Supplied data:
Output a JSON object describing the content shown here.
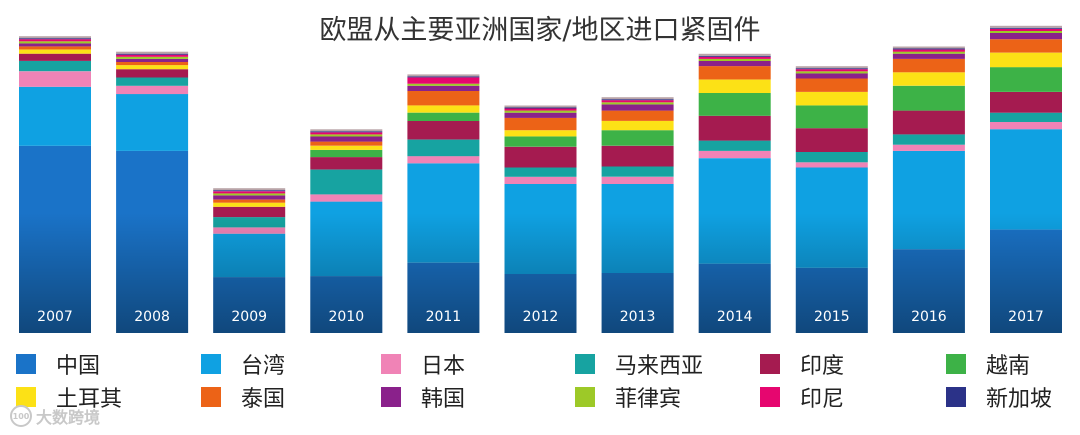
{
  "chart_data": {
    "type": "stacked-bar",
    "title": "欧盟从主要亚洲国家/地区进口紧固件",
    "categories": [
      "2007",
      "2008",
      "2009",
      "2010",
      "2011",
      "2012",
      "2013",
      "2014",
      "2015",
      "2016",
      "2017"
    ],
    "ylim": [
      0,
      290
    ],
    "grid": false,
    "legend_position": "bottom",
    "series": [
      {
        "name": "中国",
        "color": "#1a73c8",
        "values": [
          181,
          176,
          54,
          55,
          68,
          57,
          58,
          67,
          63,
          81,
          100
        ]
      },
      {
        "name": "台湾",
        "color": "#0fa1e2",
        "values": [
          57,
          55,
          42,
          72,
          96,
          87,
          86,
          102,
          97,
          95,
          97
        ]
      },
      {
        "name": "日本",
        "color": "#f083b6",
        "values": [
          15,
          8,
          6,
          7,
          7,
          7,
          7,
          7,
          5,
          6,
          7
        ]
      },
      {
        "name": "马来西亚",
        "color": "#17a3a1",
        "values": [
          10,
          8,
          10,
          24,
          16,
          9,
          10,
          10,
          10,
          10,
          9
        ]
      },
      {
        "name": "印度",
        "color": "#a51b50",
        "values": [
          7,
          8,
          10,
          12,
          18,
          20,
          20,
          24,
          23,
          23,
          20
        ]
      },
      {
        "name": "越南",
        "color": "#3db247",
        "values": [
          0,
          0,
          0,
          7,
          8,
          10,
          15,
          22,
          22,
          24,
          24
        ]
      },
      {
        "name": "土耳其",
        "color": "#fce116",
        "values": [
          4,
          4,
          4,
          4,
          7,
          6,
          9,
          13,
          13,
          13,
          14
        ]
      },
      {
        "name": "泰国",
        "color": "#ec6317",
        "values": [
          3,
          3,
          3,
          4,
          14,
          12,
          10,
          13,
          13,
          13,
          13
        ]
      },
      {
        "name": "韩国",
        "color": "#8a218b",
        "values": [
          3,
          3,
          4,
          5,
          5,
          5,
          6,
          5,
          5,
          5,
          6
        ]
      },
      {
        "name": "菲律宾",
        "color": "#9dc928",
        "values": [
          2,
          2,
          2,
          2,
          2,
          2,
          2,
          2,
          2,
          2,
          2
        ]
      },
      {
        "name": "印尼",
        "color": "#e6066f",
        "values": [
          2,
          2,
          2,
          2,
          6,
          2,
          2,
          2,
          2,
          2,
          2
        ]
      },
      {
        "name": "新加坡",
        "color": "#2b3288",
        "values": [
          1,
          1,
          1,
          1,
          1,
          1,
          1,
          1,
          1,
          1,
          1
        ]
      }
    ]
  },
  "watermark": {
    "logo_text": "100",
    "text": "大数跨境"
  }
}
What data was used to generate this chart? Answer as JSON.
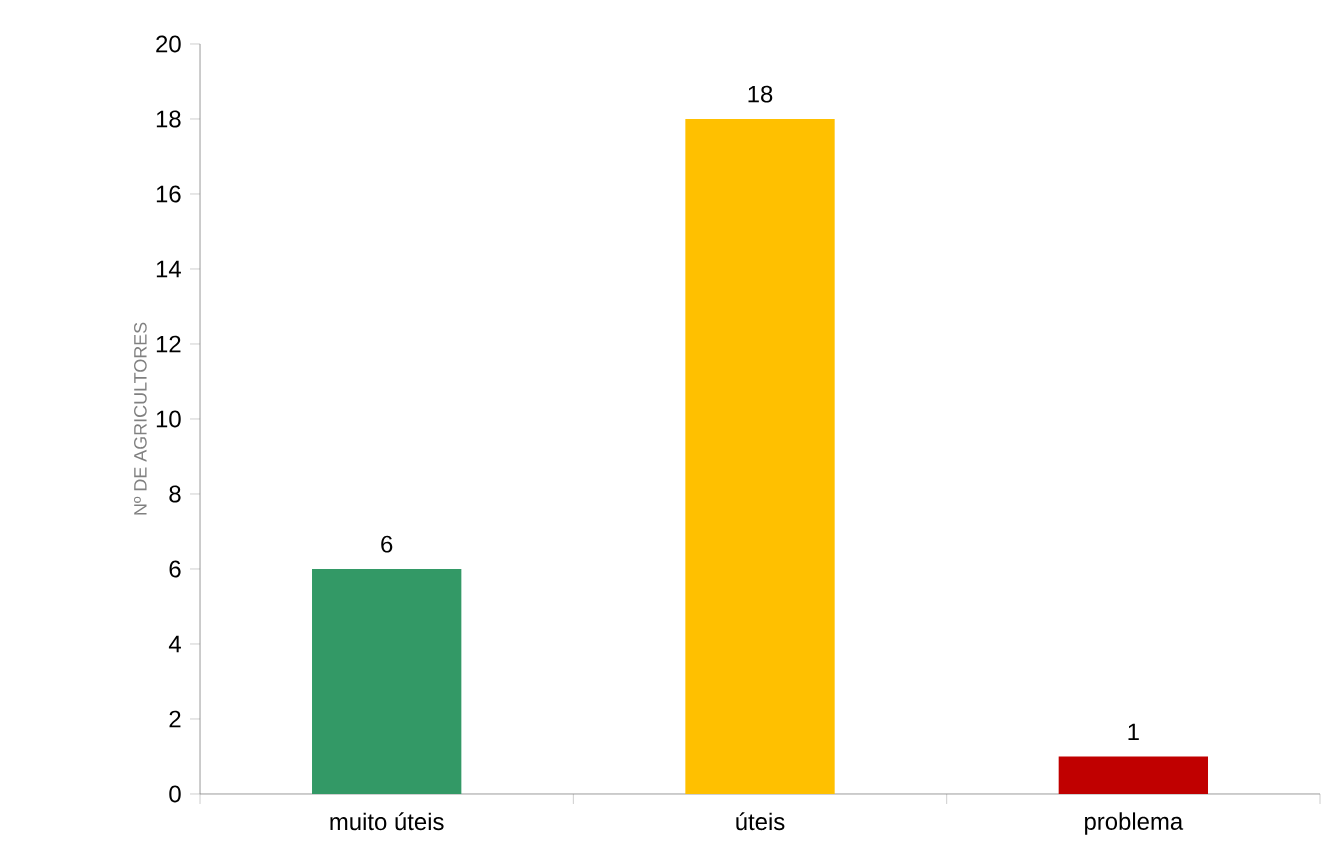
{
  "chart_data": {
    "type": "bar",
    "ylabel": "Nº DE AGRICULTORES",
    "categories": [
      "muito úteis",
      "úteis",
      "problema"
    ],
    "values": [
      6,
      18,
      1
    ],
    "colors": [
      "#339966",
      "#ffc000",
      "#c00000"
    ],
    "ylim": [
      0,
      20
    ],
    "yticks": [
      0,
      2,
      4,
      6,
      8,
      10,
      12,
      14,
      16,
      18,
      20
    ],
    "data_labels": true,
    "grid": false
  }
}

Exercise: Beginning at the line with "What data was", reproduce each line exactly through the last line of the records above, with pictures left out.

The reply:
What data was used to generate this chart? Answer as JSON.
{
  "chart_data": {
    "type": "bar",
    "ylabel": "Nº DE AGRICULTORES",
    "categories": [
      "muito úteis",
      "úteis",
      "problema"
    ],
    "values": [
      6,
      18,
      1
    ],
    "colors": [
      "#339966",
      "#ffc000",
      "#c00000"
    ],
    "ylim": [
      0,
      20
    ],
    "yticks": [
      0,
      2,
      4,
      6,
      8,
      10,
      12,
      14,
      16,
      18,
      20
    ],
    "data_labels": true,
    "grid": false
  }
}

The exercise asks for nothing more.